Text section:
After Charlie Brown decides to direct his school's Nativity play, he finds that his cast is obsessed with modernizing the production and adding dancing and music. This will result in hilarious dancing and music. The sequence has nothing to do with capturing the spirit of Christmas (other than it has come to define the special), but it's a necessary moment of dada bliss.
When Charlie Brown figures the play needs "proper mood" and sets out to buy a tree, he brings Linus along to find the right fir. Note the bewilderment with which Linus and Charlie Brown approach the lot of tangelo-colored Christmas trees. Have you not emoted similarly at the 500-foot evergreen at your local galleria? And every single year? Linus's climactic monologue may be the touchstone of the special, but as he knocks innocently on the hollow conifer, he proves he gets us.
But about that monologue: Eventually, after Charlie Brown flips out and despairs about Christmas's lost purpose, Linus takes the stage, quotes the Gospel of Luke, and schools Charlie Brown like a Sunday School valedictorian. (It should be known that Charles Schulz taught Sunday School for a number of years.)
Quaint and, for me, the one time I care about the actual Nativity story during the holiday season -- if only because Linus makes soapbox monologues seem so innocent, amirite? Plus, when Charlie Brown exits the auditorium and decides that materialism won't hamper his holiday, it's impossible not to be on board for that optimism. This special name-checks every reason to dislike Christmas (including greed, as exemplified by Sally's letter scroll to Santa), and it finds a way to make those problems as dismissible as a broken candy cane.

Challenges:
**1)** Quote the records word for word from their first line through the line containing "Find all labels, buttons, inputs, and", including both ends, and leave out the pictures.
**2)** Continue the piece on A Charlie Brown Christmas from where it stops.
The records that follow have no connection to the text about A Charlie Brown Christmas.

Extracted data:

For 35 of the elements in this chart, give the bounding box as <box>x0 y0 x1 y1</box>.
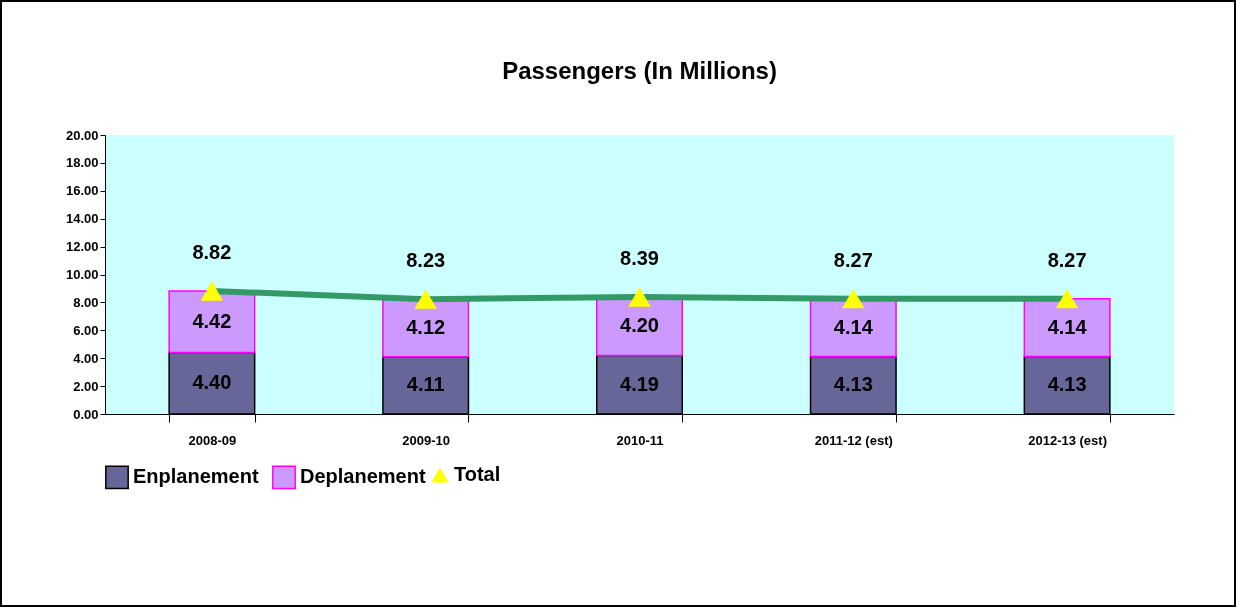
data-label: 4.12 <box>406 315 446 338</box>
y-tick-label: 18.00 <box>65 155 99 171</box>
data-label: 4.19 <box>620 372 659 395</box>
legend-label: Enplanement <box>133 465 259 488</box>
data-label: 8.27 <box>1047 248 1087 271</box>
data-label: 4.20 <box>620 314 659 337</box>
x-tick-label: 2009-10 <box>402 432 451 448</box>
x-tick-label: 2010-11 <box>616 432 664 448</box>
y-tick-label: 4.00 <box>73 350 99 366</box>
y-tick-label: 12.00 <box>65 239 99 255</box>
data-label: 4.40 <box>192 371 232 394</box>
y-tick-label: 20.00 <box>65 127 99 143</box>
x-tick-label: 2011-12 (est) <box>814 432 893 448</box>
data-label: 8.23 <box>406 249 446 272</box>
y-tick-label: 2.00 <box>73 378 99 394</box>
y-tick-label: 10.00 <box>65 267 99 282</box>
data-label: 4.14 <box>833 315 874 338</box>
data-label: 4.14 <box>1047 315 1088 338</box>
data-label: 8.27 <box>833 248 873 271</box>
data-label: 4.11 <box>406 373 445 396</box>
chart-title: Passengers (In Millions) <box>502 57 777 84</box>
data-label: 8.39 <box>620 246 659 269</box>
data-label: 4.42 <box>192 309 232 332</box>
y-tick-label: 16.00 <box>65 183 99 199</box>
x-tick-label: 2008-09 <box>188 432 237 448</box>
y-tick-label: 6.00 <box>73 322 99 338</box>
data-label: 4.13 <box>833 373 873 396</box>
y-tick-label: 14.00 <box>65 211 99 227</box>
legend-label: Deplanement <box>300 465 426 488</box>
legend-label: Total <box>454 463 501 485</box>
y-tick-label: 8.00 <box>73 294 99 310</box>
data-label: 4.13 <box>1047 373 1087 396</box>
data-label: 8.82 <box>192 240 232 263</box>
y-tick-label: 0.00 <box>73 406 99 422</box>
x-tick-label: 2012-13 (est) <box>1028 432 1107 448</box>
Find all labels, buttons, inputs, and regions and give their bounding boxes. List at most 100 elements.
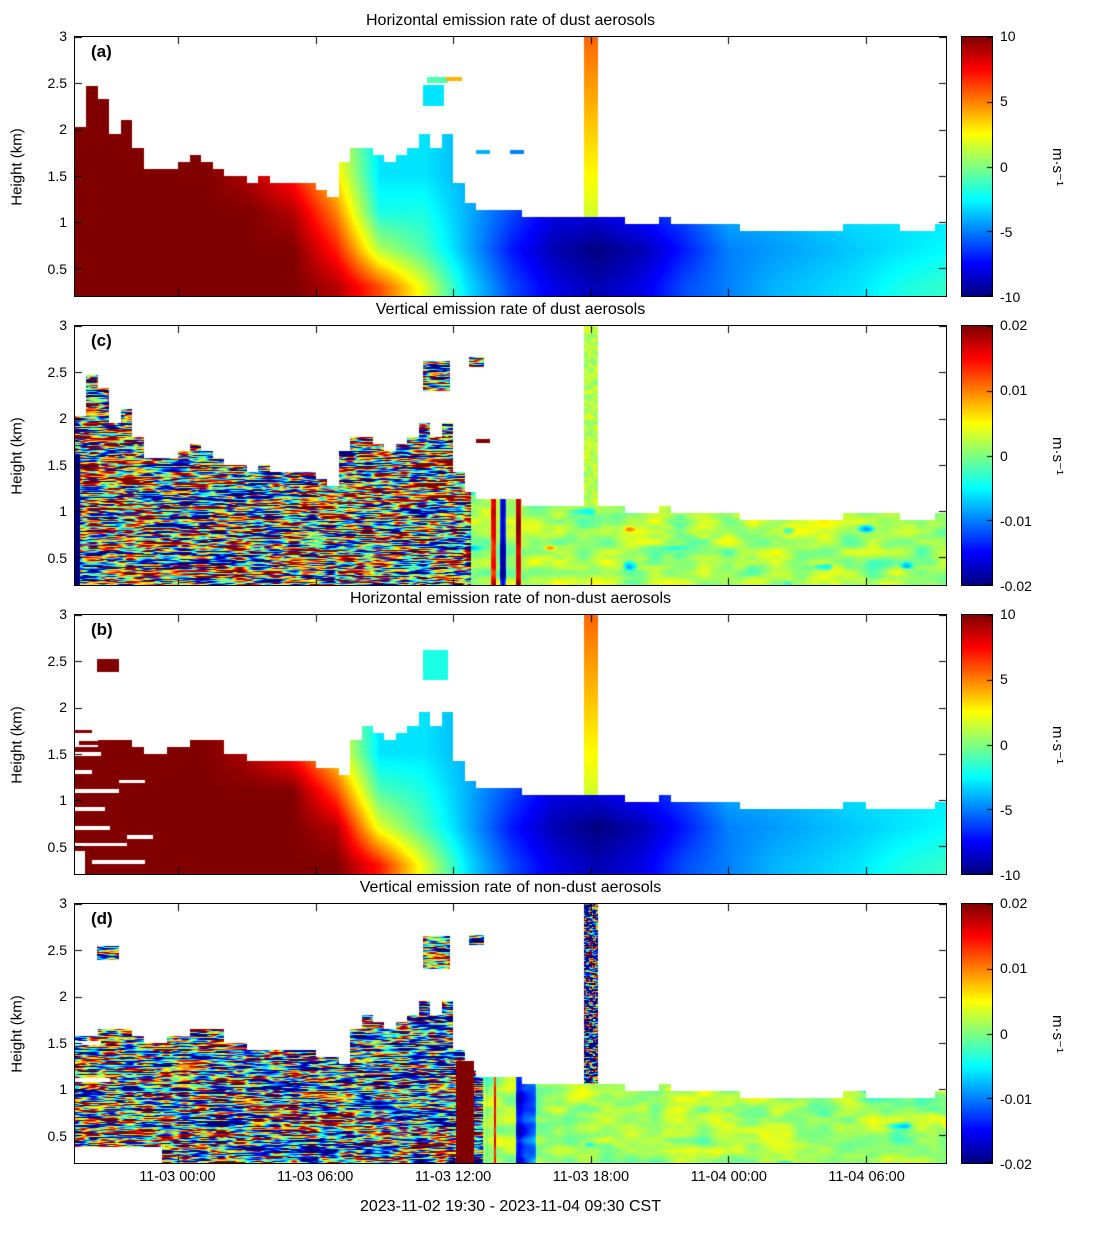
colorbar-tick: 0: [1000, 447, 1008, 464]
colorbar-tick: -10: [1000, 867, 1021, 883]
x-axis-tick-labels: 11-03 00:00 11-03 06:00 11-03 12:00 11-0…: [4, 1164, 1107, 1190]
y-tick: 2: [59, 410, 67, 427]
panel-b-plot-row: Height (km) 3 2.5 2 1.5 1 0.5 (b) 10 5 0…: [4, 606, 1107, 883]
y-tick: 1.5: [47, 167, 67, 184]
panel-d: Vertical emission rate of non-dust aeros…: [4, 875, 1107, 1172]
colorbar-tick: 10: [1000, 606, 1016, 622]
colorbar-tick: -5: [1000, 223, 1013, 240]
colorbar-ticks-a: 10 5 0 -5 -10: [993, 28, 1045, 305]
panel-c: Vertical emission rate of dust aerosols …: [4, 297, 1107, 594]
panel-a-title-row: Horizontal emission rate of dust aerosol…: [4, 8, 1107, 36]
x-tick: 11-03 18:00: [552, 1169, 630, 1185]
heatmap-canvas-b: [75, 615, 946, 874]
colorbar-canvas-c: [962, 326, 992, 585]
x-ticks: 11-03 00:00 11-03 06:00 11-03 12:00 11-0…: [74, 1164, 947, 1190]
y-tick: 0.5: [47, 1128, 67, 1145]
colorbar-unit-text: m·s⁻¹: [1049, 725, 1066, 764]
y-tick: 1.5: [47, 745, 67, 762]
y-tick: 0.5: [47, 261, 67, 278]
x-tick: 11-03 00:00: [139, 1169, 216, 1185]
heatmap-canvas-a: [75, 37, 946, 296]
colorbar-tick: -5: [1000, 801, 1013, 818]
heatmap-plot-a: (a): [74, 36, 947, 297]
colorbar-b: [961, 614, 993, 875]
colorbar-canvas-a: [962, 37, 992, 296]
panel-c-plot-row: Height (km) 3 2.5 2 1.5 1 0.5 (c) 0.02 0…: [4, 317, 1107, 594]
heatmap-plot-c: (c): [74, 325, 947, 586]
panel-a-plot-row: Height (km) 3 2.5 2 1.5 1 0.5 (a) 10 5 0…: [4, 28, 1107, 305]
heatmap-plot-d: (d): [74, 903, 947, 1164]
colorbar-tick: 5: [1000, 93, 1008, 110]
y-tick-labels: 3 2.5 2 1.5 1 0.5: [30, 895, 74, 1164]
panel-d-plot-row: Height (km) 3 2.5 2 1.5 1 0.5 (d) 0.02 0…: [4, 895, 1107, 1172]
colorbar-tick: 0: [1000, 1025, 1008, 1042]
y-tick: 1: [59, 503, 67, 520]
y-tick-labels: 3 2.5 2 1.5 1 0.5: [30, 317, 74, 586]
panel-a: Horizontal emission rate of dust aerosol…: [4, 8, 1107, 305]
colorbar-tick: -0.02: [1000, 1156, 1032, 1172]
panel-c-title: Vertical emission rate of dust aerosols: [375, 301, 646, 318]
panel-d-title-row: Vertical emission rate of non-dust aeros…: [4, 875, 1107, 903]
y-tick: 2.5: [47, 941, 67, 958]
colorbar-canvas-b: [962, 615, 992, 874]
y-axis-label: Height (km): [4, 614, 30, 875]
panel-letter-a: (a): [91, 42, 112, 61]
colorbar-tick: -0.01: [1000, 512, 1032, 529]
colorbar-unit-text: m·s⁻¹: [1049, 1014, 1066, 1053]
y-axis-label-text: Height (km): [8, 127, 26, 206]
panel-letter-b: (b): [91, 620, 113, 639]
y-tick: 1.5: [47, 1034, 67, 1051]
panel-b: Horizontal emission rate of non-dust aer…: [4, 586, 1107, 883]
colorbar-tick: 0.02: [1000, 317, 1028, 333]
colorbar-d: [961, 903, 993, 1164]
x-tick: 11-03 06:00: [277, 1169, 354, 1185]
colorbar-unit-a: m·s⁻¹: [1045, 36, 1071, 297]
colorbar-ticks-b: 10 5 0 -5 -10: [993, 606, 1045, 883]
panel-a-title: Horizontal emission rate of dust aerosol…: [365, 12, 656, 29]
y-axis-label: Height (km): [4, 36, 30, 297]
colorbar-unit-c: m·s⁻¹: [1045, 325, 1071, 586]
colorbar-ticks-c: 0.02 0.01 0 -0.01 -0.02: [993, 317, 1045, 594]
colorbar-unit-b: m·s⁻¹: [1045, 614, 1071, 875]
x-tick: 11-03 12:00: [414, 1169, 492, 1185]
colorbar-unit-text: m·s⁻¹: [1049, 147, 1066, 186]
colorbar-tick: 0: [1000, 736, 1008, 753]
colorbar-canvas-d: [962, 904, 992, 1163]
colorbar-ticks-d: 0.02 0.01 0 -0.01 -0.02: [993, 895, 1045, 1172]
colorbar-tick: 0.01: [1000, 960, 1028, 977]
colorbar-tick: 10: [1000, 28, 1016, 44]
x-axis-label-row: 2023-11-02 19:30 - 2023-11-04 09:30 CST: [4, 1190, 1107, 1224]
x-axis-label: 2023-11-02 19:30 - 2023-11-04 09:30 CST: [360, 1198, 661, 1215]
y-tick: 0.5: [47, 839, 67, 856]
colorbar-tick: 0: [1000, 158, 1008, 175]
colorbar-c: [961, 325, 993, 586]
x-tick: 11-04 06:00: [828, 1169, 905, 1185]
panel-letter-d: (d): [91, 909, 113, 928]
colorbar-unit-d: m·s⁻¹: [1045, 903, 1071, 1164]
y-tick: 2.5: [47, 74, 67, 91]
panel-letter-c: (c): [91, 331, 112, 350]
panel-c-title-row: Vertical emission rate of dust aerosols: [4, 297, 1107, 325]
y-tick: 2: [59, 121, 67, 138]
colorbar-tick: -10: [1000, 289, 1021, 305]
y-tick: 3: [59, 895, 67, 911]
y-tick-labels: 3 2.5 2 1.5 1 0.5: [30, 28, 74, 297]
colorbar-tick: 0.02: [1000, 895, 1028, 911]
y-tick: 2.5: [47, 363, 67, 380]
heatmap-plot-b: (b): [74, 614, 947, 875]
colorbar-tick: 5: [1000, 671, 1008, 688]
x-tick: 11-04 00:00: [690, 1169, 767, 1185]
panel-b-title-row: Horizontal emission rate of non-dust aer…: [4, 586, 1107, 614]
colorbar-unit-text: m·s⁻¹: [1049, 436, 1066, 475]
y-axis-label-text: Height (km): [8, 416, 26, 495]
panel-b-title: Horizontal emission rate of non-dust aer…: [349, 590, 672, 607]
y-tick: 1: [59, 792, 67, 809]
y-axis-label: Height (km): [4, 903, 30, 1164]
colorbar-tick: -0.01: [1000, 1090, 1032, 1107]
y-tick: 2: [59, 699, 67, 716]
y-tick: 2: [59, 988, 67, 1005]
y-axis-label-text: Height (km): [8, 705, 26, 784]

Responses in order:
**1)**
For 35 of the elements in this chart, give the bounding box as <box>x0 y0 x1 y1</box>.
data-label: 4.12 <box>406 315 446 338</box>
y-tick-label: 18.00 <box>65 155 99 171</box>
data-label: 4.19 <box>620 372 659 395</box>
legend-label: Enplanement <box>133 465 259 488</box>
data-label: 8.27 <box>1047 248 1087 271</box>
data-label: 4.20 <box>620 314 659 337</box>
x-tick-label: 2009-10 <box>402 432 451 448</box>
x-tick-label: 2010-11 <box>616 432 664 448</box>
y-tick-label: 4.00 <box>73 350 99 366</box>
y-tick-label: 12.00 <box>65 239 99 255</box>
data-label: 4.40 <box>192 371 232 394</box>
y-tick-label: 20.00 <box>65 127 99 143</box>
x-tick-label: 2011-12 (est) <box>814 432 893 448</box>
data-label: 8.23 <box>406 249 446 272</box>
y-tick-label: 2.00 <box>73 378 99 394</box>
y-tick-label: 10.00 <box>65 267 99 282</box>
data-label: 4.14 <box>833 315 874 338</box>
data-label: 4.14 <box>1047 315 1088 338</box>
data-label: 8.27 <box>833 248 873 271</box>
data-label: 4.11 <box>406 373 445 396</box>
chart-title: Passengers (In Millions) <box>502 57 777 84</box>
data-label: 8.39 <box>620 246 659 269</box>
data-label: 4.42 <box>192 309 232 332</box>
y-tick-label: 16.00 <box>65 183 99 199</box>
x-tick-label: 2008-09 <box>188 432 237 448</box>
y-tick-label: 6.00 <box>73 322 99 338</box>
data-label: 4.13 <box>833 373 873 396</box>
y-tick-label: 14.00 <box>65 211 99 227</box>
legend-label: Deplanement <box>300 465 426 488</box>
legend-label: Total <box>454 463 501 485</box>
y-tick-label: 8.00 <box>73 294 99 310</box>
data-label: 4.13 <box>1047 373 1087 396</box>
data-label: 8.82 <box>192 240 232 263</box>
y-tick-label: 0.00 <box>73 406 99 422</box>
x-tick-label: 2012-13 (est) <box>1028 432 1107 448</box>
Find all labels, buttons, inputs, and regions and give their bounding boxes. List at most 100 elements.

**2)**
But now, the coup de grace: When Charlie Brown takes home his tiny (actual) tree and accidentally "kills" it with a heavy ornament, his rambunctious cast follows him home, finds the tree and stands it upright. And Linus, the seraphic little scamp he is, wraps it in his security blanket. Hollow iconography is dressed in sumptuous care, and there's the real triumphant statement of A Charlie Brown Christmas: It is hard to argue for a revamp of Christmas's artificiality when it provides an easy canvas to coat with love. Damn it, Schulz! I am forever your ad space.
What other Christmas special has dared to be this smart and unflinching while leveling still with every viewer, young and old? For kids and blockheads from 1 to 92, A Charlie Brown Christmas is a skittishly drawn, poorly dubbed slice of very real life, and an eternal cure for pantophobia. Let's watch it again.